TASK DIRECTIONS: Pull out every line below that contains the word "picture".

-- BEGIN MATERIAL --

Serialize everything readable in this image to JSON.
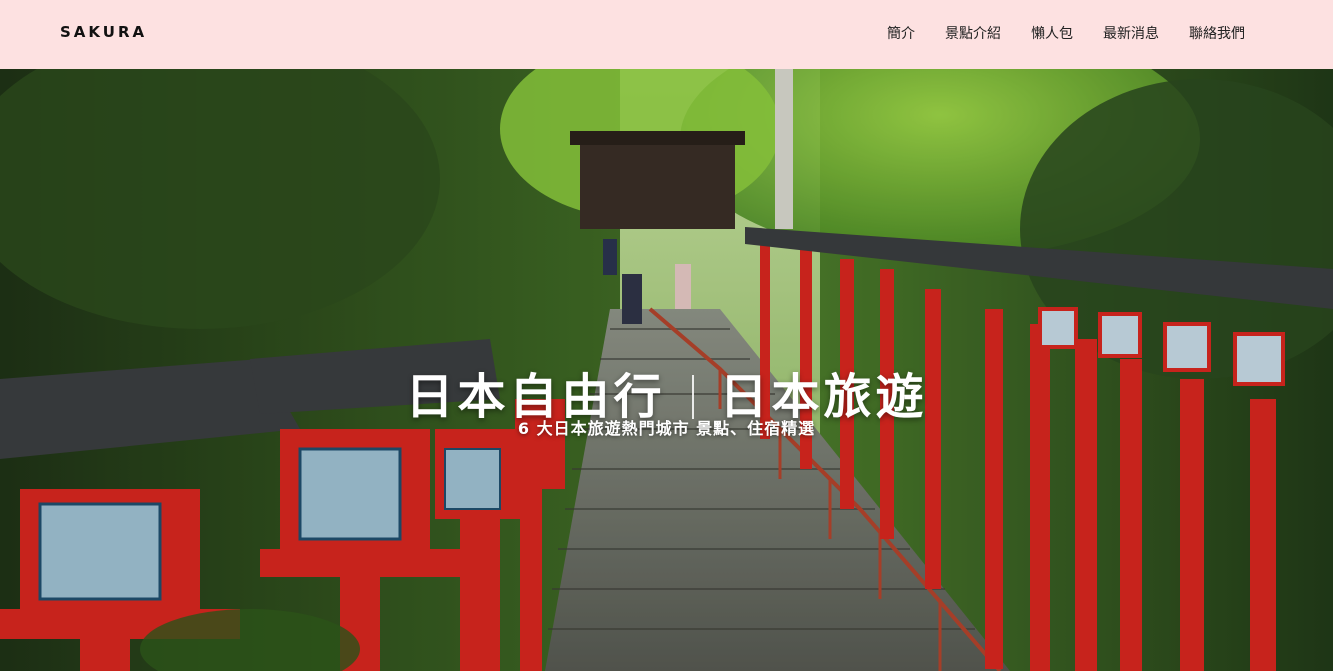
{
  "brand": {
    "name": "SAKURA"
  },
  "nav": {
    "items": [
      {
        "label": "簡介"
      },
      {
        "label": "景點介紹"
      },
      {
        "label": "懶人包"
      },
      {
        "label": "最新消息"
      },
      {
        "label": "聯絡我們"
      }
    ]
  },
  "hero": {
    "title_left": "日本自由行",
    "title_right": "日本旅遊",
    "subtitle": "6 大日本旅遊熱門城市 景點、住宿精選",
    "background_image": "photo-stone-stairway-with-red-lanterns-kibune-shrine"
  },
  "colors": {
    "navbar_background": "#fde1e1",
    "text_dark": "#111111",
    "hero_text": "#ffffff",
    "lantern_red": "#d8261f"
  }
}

-- END MATERIAL --
-- BEGIN MATERIAL --

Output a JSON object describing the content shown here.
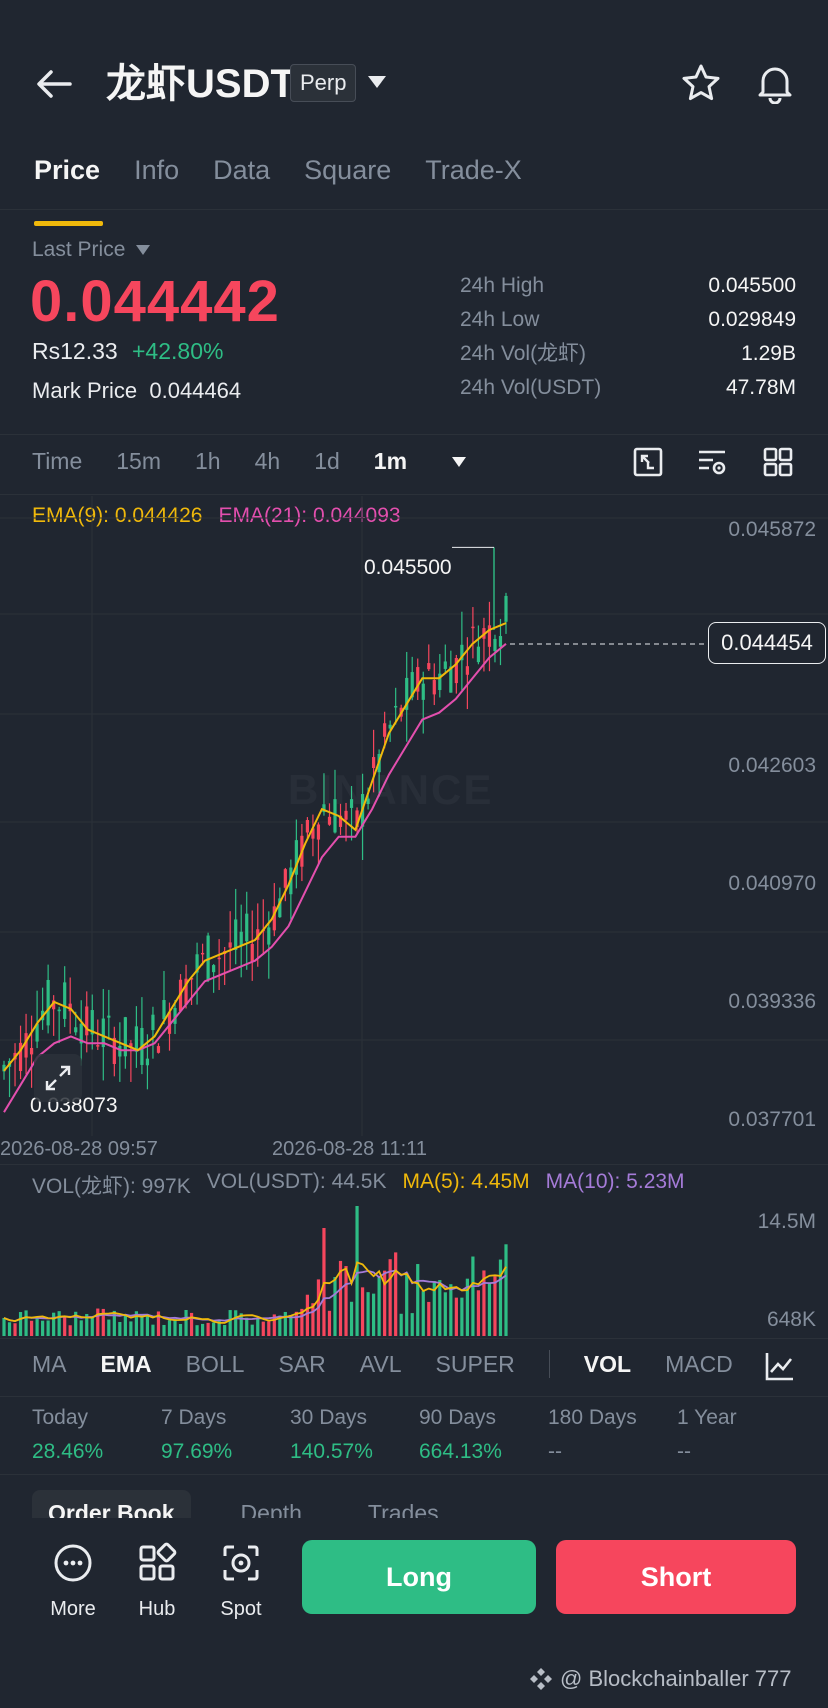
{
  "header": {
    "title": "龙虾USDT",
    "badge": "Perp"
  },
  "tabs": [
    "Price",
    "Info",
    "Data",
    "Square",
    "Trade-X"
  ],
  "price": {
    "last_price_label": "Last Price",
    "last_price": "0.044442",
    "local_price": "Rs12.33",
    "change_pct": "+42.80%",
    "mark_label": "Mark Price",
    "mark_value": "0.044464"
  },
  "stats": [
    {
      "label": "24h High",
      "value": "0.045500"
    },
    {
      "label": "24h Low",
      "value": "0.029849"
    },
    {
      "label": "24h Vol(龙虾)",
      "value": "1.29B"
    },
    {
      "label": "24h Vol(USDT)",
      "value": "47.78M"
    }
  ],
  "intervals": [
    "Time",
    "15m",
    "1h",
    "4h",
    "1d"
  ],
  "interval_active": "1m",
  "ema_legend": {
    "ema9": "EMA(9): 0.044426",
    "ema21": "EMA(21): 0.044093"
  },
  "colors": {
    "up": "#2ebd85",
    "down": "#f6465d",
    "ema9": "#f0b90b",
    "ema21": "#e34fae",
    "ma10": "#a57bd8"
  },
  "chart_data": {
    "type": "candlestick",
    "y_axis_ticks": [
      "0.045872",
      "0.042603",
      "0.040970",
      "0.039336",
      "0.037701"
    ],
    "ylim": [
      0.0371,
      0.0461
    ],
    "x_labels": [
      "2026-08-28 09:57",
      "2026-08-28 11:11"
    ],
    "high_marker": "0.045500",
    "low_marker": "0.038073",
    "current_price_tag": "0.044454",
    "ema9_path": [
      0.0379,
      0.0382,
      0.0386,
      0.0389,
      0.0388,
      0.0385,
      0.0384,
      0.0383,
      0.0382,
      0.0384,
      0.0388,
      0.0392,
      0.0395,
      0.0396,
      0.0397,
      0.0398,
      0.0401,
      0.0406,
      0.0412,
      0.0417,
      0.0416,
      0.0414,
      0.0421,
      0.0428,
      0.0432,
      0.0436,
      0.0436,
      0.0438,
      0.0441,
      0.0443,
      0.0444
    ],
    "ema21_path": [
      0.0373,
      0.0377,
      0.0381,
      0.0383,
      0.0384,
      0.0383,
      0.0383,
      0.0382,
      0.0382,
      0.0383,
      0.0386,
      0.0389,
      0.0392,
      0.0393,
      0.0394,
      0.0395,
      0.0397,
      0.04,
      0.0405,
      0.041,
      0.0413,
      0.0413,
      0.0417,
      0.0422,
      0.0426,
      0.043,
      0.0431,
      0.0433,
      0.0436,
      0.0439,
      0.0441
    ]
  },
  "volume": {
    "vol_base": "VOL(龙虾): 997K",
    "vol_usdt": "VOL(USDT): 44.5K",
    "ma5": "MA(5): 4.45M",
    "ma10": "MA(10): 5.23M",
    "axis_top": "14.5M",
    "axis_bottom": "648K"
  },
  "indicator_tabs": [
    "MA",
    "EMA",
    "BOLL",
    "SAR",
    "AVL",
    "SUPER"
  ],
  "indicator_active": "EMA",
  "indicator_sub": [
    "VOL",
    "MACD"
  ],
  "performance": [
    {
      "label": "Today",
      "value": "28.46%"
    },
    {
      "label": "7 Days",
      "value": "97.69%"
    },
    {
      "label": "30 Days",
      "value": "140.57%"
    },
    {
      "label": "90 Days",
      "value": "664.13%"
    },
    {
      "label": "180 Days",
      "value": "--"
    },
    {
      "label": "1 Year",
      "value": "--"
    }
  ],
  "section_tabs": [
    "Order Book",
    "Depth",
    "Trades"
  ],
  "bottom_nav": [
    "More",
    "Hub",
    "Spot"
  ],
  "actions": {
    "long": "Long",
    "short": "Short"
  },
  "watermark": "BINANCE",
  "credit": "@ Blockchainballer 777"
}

-- END MATERIAL --
-- BEGIN MATERIAL --

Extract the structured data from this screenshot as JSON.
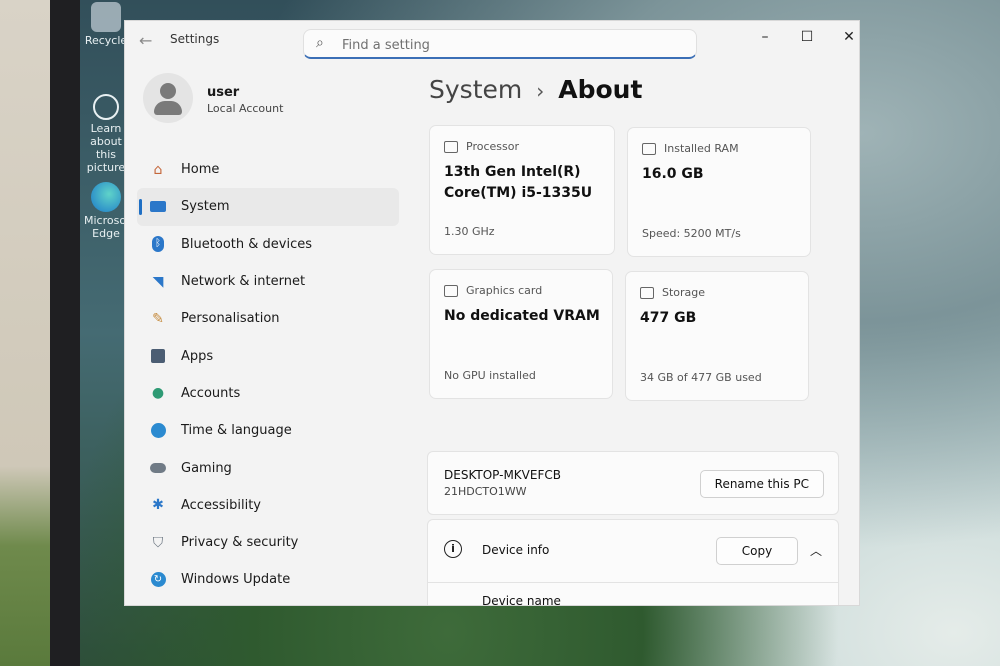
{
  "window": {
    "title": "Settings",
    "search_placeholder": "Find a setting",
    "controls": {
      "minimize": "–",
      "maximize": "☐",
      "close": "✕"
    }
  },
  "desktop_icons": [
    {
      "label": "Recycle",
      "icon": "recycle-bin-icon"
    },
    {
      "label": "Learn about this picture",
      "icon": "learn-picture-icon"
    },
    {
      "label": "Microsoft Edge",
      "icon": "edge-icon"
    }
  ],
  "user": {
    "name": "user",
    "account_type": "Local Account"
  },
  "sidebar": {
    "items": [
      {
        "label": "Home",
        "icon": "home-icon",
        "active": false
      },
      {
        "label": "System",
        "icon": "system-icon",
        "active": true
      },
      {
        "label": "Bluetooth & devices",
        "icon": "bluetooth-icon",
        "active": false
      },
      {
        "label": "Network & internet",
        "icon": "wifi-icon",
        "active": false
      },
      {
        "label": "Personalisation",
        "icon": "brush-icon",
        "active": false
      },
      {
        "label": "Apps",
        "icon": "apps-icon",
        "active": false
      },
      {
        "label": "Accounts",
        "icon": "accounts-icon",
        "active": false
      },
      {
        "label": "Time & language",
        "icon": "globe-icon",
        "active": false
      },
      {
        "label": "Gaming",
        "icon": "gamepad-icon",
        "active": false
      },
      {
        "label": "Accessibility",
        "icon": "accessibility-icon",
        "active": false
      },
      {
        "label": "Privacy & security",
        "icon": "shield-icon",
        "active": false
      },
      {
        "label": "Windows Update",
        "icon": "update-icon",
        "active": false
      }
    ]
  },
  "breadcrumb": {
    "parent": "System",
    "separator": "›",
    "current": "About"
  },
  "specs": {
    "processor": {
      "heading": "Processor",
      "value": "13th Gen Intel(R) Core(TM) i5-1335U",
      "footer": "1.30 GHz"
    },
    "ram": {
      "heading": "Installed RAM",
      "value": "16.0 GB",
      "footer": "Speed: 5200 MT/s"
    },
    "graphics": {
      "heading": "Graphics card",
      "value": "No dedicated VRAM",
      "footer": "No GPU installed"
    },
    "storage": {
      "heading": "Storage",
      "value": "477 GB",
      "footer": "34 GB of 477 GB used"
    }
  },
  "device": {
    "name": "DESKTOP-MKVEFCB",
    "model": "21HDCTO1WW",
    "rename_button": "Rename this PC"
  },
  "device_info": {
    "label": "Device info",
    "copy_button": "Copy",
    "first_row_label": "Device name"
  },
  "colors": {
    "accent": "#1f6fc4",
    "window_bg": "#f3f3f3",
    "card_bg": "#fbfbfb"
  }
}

-- END MATERIAL --

OUTPUT OF THE TASK:
      "label": "Learn about this picture",
      "icon": "learn-picture-icon"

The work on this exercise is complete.